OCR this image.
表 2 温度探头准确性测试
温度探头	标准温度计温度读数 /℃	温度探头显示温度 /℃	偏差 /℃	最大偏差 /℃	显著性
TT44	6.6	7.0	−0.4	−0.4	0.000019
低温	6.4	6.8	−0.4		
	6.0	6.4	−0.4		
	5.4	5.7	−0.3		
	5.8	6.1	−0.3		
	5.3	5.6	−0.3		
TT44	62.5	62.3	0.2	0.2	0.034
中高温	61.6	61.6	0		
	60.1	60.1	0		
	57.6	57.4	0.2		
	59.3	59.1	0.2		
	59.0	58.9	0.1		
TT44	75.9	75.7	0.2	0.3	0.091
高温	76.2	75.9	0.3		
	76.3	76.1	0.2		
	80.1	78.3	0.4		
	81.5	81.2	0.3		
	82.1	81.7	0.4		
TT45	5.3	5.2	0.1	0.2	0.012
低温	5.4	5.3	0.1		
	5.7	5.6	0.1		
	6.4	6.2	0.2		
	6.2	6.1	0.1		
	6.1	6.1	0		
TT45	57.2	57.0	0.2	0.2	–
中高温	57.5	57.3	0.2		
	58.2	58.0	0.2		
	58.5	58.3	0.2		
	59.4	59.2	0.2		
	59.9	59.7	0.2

# # #

Written instruction
Retype the records above exactly.

Full solution
OCR this image.
表 2 温度探头准确性测试
温度探头	标准温度计温度读数 /℃	温度探头显示温度 /℃	偏差 /℃	最大偏差 /℃	显著性
TT44	6.6	7.0	−0.4	−0.4	0.000019
低温	6.4	6.8	−0.4		
	6.0	6.4	−0.4		
	5.4	5.7	−0.3		
	5.8	6.1	−0.3		
	5.3	5.6	−0.3		
TT44	62.5	62.3	0.2	0.2	0.034
中高温	61.6	61.6	0		
	60.1	60.1	0		
	57.6	57.4	0.2		
	59.3	59.1	0.2		
	59.0	58.9	0.1		
TT44	75.9	75.7	0.2	0.3	0.091
高温	76.2	75.9	0.3		
	76.3	76.1	0.2		
	80.1	78.3	0.4		
	81.5	81.2	0.3		
	82.1	81.7	0.4		
TT45	5.3	5.2	0.1	0.2	0.012
低温	5.4	5.3	0.1		
	5.7	5.6	0.1		
	6.4	6.2	0.2		
	6.2	6.1	0.1		
	6.1	6.1	0		
TT45	57.2	57.0	0.2	0.2	–
中高温	57.5	57.3	0.2		
	58.2	58.0	0.2		
	58.5	58.3	0.2		
	59.4	59.2	0.2		
	59.9	59.7	0.2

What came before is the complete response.